Records from a collection
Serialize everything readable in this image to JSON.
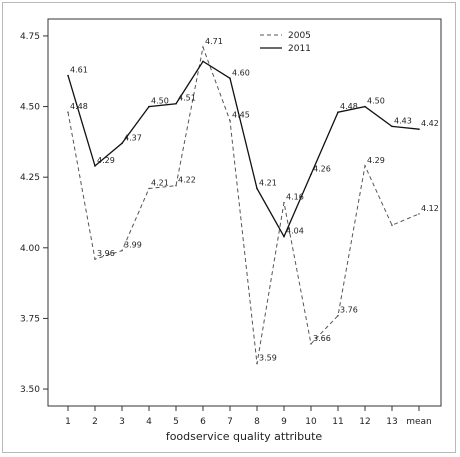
{
  "chart_data": {
    "type": "line",
    "xlabel": "foodservice quality attribute",
    "ylabel": "",
    "ylim": [
      3.44,
      4.81
    ],
    "yticks": [
      "3.50",
      "3.75",
      "4.00",
      "4.25",
      "4.50",
      "4.75"
    ],
    "categories": [
      "1",
      "2",
      "3",
      "4",
      "5",
      "6",
      "7",
      "8",
      "9",
      "10",
      "11",
      "12",
      "13",
      "mean"
    ],
    "grid": false,
    "legend_position": "top-right",
    "series": [
      {
        "name": "2005",
        "style": "dashed",
        "color": "#555555",
        "values": [
          4.48,
          3.96,
          3.99,
          4.21,
          4.22,
          4.71,
          4.45,
          3.59,
          4.16,
          3.66,
          3.76,
          4.29,
          4.08,
          4.12
        ],
        "labels": [
          "4.48",
          "3.96",
          "3.99",
          "4.21",
          "4.22",
          "4.71",
          "4.45",
          "3.59",
          "4.16",
          "3.66",
          "3.76",
          "4.29",
          "",
          "4.12"
        ]
      },
      {
        "name": "2011",
        "style": "solid",
        "color": "#111111",
        "values": [
          4.61,
          4.29,
          4.37,
          4.5,
          4.51,
          4.66,
          4.6,
          4.21,
          4.04,
          4.26,
          4.48,
          4.5,
          4.43,
          4.42
        ],
        "labels": [
          "4.61",
          "4.29",
          "4.37",
          "4.50",
          "4.51",
          "",
          "4.60",
          "4.21",
          "4.04",
          "4.26",
          "4.48",
          "4.50",
          "4.43",
          "4.42"
        ]
      }
    ]
  }
}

◆ What is needed
Write every entry out again exactly, dropping the pictures.

◆ Solution to the problem
Serialize everything readable in this image to JSON.
{
  "chart_data": {
    "type": "line",
    "xlabel": "foodservice quality attribute",
    "ylabel": "",
    "ylim": [
      3.44,
      4.81
    ],
    "yticks": [
      "3.50",
      "3.75",
      "4.00",
      "4.25",
      "4.50",
      "4.75"
    ],
    "categories": [
      "1",
      "2",
      "3",
      "4",
      "5",
      "6",
      "7",
      "8",
      "9",
      "10",
      "11",
      "12",
      "13",
      "mean"
    ],
    "grid": false,
    "legend_position": "top-right",
    "series": [
      {
        "name": "2005",
        "style": "dashed",
        "color": "#555555",
        "values": [
          4.48,
          3.96,
          3.99,
          4.21,
          4.22,
          4.71,
          4.45,
          3.59,
          4.16,
          3.66,
          3.76,
          4.29,
          4.08,
          4.12
        ],
        "labels": [
          "4.48",
          "3.96",
          "3.99",
          "4.21",
          "4.22",
          "4.71",
          "4.45",
          "3.59",
          "4.16",
          "3.66",
          "3.76",
          "4.29",
          "",
          "4.12"
        ]
      },
      {
        "name": "2011",
        "style": "solid",
        "color": "#111111",
        "values": [
          4.61,
          4.29,
          4.37,
          4.5,
          4.51,
          4.66,
          4.6,
          4.21,
          4.04,
          4.26,
          4.48,
          4.5,
          4.43,
          4.42
        ],
        "labels": [
          "4.61",
          "4.29",
          "4.37",
          "4.50",
          "4.51",
          "",
          "4.60",
          "4.21",
          "4.04",
          "4.26",
          "4.48",
          "4.50",
          "4.43",
          "4.42"
        ]
      }
    ]
  }
}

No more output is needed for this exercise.